— START OF DATA SUPPLIED —

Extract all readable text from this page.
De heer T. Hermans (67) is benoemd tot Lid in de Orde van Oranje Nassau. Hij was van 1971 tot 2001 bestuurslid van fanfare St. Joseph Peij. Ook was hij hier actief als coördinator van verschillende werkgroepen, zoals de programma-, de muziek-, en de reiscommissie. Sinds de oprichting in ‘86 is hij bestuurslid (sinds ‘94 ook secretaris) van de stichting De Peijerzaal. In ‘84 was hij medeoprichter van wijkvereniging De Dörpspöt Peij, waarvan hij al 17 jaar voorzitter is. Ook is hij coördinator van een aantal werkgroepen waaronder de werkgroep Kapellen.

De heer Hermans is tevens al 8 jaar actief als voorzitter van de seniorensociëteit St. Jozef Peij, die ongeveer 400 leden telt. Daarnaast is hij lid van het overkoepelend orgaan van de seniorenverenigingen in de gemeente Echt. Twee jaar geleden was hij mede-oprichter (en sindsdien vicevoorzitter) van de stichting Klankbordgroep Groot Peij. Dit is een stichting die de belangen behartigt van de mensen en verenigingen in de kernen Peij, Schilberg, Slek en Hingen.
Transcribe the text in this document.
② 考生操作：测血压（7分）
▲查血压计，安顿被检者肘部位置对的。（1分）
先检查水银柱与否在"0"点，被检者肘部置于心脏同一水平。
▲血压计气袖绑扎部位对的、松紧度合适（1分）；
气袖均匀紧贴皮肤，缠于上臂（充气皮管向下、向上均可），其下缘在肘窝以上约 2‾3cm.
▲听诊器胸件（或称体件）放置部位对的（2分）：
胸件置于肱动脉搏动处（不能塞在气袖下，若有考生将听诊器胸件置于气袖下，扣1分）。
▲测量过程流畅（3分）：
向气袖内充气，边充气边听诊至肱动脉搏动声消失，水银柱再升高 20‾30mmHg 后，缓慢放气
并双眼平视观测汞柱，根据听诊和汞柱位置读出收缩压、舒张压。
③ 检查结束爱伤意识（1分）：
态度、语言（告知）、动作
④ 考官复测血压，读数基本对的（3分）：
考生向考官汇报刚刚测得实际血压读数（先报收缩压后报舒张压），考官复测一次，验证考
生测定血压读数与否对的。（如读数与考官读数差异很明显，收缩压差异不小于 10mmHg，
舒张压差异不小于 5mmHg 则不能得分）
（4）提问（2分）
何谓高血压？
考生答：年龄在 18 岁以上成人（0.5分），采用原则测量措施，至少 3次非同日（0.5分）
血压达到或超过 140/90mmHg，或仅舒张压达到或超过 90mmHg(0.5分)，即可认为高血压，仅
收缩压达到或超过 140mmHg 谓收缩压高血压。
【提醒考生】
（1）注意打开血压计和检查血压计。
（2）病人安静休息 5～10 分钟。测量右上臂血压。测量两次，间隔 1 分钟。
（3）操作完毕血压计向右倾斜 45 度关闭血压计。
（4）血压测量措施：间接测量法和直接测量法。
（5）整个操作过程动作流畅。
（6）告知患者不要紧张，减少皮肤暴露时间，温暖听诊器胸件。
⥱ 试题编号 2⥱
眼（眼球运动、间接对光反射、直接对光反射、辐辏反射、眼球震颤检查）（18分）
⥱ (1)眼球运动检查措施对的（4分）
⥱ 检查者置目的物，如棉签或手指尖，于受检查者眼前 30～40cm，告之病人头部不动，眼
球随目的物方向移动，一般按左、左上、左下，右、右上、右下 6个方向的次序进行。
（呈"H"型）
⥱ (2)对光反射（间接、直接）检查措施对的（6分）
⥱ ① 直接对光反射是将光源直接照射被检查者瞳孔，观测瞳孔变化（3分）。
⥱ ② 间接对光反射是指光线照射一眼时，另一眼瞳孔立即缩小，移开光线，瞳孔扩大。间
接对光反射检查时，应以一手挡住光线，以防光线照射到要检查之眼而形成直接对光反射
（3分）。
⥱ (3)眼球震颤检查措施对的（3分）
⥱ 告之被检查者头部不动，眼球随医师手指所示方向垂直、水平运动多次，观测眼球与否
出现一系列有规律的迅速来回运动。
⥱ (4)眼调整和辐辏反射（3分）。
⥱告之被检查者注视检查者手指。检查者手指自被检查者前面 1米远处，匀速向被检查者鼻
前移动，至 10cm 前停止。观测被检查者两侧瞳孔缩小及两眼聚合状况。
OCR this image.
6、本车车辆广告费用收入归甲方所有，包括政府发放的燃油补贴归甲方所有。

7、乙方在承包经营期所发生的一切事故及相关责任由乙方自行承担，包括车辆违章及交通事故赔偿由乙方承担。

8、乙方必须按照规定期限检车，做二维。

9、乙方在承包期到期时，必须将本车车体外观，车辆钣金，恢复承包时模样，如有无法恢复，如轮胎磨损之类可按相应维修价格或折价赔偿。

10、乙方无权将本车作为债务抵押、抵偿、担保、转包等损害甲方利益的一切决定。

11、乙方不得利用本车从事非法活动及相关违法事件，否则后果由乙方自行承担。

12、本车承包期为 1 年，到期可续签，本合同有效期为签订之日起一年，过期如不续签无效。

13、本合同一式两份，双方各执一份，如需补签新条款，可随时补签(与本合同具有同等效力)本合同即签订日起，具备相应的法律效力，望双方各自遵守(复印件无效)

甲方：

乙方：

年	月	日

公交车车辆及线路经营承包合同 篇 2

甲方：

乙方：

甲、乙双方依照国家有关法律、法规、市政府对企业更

— END OF DATA SUPPLIED —

YOUR TASK: From the line containing "OCR this image." down to the final line of the data, write out every line exactly; both the first and last of these belong in your answer, and nothing else does.

ANSWER TO THIS TASK:
OCR this image.
6、本车车辆广告费用收入归甲方所有，包括政府发放的燃油补贴归甲方所有。

7、乙方在承包经营期所发生的一切事故及相关责任由乙方自行承担，包括车辆违章及交通事故赔偿由乙方承担。

8、乙方必须按照规定期限检车，做二维。

9、乙方在承包期到期时，必须将本车车体外观，车辆钣金，恢复承包时模样，如有无法恢复，如轮胎磨损之类可按相应维修价格或折价赔偿。

10、乙方无权将本车作为债务抵押、抵偿、担保、转包等损害甲方利益的一切决定。

11、乙方不得利用本车从事非法活动及相关违法事件，否则后果由乙方自行承担。

12、本车承包期为 1 年，到期可续签，本合同有效期为签订之日起一年，过期如不续签无效。

13、本合同一式两份，双方各执一份，如需补签新条款，可随时补签(与本合同具有同等效力)本合同即签订日起，具备相应的法律效力，望双方各自遵守(复印件无效)

甲方：

乙方：

年	月	日

公交车车辆及线路经营承包合同 篇 2

甲方：

乙方：

甲、乙双方依照国家有关法律、法规、市政府对企业更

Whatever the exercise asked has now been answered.